> PROVIDED TEXT
* Begin *
So is the overall idea here that you just exhaustively enumerate all the collectives you could do and specify what exactly happens to the sharding if you run that collective? If so, why do we not also specify what collective was run and then read it out directly (instead of having to reconstruct it again when we actually apply the transforms)?

Hmm, not sure if I understand read it out directly correctly. The _TransformInfo requires we input the expected logical shape after each collective operation. This logical shape information is not needed during the graph search, that's why I split it out.

zpcore · 2025-08-19T22:00:50Z

Looks like we don't need to support DTensor DCP even with device ordering here. The DTensor in autoparallel works like the intermediate state. Even with device order specification, we still return a normal local tensor:
https://github.com/meta-pytorch/autoparallel/blob/b3d667b880849534431a58138b8eee5bb3671cec/autoparallel/ordered_sharding.py#L18C5-L38.

cc @XilunWu @wconstab

fmassa · 2025-08-20T08:33:05Z

Looks like we don't need to support DTensor DCP even with device ordering here. The DTensor in autoparallel works like the intermediate state. Even with device order specification, we still return a normal local tensor:

@zpcore we still need DTensor DCP support here, because model parameters might be in a different order than the canonical order (and this is indeed the case in current state of main).

zpcore · 2025-08-20T23:53:00Z

autoparallel/ordered_sharding.py

+        curr_spec,
+        tgt_spec,
+        src_device_order=placement_order,
+        dst_device_order=canonical,


Hi @fmassa , can you help confirm if this is true that dst_device_order is always canonical? Is the src_device_order/dst_device_order reversed?

@zpcore yes. For now we are assuming that only the parameters of the model (or its direct descendants) can have a non-canonical placement.
So we decide for the parameters what is its placement, and the only place we actually perform the conversion with ordered sharding is for those parameters. So for now I believe the code is correct.

But note that once we have full support for ordered sharding, we can actually remove this limiting assumption and optimize for the src / dst device order globally.

zpcore · 2025-08-26T17:18:22Z

I figured out the reason why redistribute API gives different loss value, there are several issues:

We can't simply assume some param nodes are ordered as (0,1) and all following nodes are ordered as (1,0). If we assume all following nodes are ordered as (1,0), the redistribute rule ops triggered will be different. E.g.,
RS(0) -> S(0)S(0). If they are both under order (0,1). The convert path will be RS(0) -> RR -> S(0)R -> S(0)S(0); If they are both under order (1,0), the convert path will be RS(0) -> S(0)S(0). So even though the input and output are both under the same device ordering, the result can still be different if we use the new ordered sharding redistribute API.
* End *
> PROVIDED RECORDS
* Begin *
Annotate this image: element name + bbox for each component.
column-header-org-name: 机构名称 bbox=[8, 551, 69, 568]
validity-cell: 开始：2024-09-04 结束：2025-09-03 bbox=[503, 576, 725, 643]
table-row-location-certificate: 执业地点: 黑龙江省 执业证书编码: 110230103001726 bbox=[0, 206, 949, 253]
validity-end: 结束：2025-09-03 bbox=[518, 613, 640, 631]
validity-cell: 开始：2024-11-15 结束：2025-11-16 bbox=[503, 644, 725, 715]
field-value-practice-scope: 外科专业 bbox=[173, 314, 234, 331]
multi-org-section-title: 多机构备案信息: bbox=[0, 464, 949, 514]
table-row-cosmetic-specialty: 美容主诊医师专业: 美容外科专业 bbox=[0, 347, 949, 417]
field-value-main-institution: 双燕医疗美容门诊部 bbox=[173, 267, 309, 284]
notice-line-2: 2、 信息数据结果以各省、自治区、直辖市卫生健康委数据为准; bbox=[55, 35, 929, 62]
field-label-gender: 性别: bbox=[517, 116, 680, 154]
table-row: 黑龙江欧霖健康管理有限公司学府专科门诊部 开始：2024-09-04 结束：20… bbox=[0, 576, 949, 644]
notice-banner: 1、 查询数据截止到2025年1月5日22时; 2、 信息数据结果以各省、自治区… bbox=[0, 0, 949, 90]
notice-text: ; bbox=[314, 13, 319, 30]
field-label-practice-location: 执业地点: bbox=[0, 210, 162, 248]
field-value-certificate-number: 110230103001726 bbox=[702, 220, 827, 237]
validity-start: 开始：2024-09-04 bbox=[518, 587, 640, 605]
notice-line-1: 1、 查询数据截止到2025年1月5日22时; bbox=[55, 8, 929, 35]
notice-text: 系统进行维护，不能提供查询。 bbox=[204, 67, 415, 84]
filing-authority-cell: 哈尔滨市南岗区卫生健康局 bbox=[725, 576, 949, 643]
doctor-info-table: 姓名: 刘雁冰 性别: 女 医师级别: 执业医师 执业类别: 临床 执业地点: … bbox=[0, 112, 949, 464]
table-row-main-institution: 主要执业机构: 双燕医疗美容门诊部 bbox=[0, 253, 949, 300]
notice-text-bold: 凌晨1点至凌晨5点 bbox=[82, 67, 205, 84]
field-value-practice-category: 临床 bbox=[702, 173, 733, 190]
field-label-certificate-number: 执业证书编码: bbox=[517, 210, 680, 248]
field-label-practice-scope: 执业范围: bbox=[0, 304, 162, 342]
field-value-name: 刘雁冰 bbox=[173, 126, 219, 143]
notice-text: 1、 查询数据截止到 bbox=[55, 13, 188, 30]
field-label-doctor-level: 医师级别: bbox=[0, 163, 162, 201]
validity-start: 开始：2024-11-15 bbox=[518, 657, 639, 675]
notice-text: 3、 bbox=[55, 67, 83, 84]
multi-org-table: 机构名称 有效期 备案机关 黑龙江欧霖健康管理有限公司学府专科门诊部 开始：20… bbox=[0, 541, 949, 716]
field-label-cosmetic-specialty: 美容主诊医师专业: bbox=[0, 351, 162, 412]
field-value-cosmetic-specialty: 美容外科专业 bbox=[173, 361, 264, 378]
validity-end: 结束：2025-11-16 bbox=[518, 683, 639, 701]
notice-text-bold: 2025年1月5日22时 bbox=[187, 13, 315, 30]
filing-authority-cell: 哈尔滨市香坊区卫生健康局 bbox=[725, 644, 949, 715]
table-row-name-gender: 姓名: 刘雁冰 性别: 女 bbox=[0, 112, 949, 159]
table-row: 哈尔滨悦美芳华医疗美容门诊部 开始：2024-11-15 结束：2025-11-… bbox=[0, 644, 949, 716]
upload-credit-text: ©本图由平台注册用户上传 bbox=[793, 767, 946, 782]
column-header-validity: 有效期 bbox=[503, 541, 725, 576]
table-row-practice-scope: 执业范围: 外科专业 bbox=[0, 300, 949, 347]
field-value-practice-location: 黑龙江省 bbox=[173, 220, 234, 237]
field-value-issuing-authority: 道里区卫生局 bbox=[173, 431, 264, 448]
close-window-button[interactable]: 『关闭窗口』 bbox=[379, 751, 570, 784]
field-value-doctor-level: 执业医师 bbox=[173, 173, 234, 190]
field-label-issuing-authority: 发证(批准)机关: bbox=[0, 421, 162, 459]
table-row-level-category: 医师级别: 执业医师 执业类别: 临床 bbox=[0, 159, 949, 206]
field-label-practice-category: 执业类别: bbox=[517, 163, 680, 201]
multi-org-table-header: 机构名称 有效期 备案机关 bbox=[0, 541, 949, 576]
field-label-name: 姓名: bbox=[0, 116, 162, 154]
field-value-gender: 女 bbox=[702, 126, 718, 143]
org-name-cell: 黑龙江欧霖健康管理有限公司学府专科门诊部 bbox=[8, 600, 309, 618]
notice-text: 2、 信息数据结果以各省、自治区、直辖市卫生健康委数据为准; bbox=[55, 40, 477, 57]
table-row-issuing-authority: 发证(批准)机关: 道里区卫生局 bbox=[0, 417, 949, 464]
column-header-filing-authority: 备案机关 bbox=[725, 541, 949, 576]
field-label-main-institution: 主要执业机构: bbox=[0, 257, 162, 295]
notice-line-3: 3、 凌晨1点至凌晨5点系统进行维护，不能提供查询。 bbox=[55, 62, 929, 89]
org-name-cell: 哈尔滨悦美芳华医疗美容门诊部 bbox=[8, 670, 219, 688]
* End *
> REQUIREMENTS
**a.** Could you copy out the ordered-sharding thread from "cc @XilunWu @wconstab" down to "state of main).", renaming "DTensor DCP" to "DTensor distributed checkpointing" everywhere it appears in that span?
**b.** Can you carry on the thread about ordered sharding in autoparallel from its last sentence?

> ANSWERS GIVEN
**a.**
cc @XilunWu @wconstab

fmassa · 2025-08-20T08:33:05Z

Looks like we don't need to support DTensor distributed checkpointing even with device ordering here. The DTensor in autoparallel works like the intermediate state. Even with device order specification, we still return a normal local tensor:

@zpcore we still need DTensor distributed checkpointing support here, because model parameters might be in a different order than the canonical order (and this is indeed the case in current state of main).

**b.**
However, since those pair input output are both under the same (1,0) order and they have been triggered by normal redistribution code w/o ordering to take effect, the code can still give correct forward pass result.
Another issue is in the backward path when we replace the order for PS(0) -> S(0)S(0). With @fmassa 's original fix here, PS(0) -> S(0)S(0) will work like they can be changed in one shot. However, if we call the new redistribute API, the path will become: P(sum)S(0)<0> -> P(sum)S(1)<0> -> S(0)<0>S(1)<0> -> S(0)<0>S(0)<1>. (note number in <> means device order, relative within the same sharding).

I believe the code should work if we force the backward grad node pair for PS(0) -> S(0)S(0) to make S(0)S(0) order as (1,0) (in contrast, current code ordered PS(0) as (1,0) and S(0)S(0) as (0,1)), this will give the same output if we call with the new redistribute API. However, this works as a hack and I suggest we should let the new redistribute API to figure out the backward. In addition, if we abuse redistribute API in this way, the DCP won't work as expected.

zpcore · 2025-08-27T07:12:18Z

It turns out I was wrong in #95 (comment) regarding the first issue. The device order are generally follow (0,1), expect some last chain nodes related to params and its grad. I updated the expected placement order and now the loss curve and MFU start to match:
tbm main:torchtitan-8-piz-cr7ndw device_order_redistribute_api:torchtitan-8-piz-p3cvb9 .

(note: _optimize_same_nd_sharding_as_1d is not called for both cases)

zpcore · 2025-08-27T23:28:08Z

I brought back the _optimize_same_nd_sharding_as_1d and cleaned up the logic to discover the device order permutation logic. Now I can compare with performance with the main branch. The performance matches with the HEAD now:
tbm head:torchtitan-8-piz-vhbwrqg device_order_API:torchtitan-8-piz-nzrcd9t

Let's see if we can merge the PR by the August milestone report.

fmassa

LGTM, thanks a lot!

I have only some minor comments, and if the runs are working fine wrt loss / speed then I'm confident we are not missing anything here!

autoparallel/ordered_sharding.py

fmassa · 2025-08-28T16:13:36Z

autoparallel/ordered_sharding.py

+                        # below is supposed not to be triggered
+                        redistribute_node_order[p] = ((1, 0), False)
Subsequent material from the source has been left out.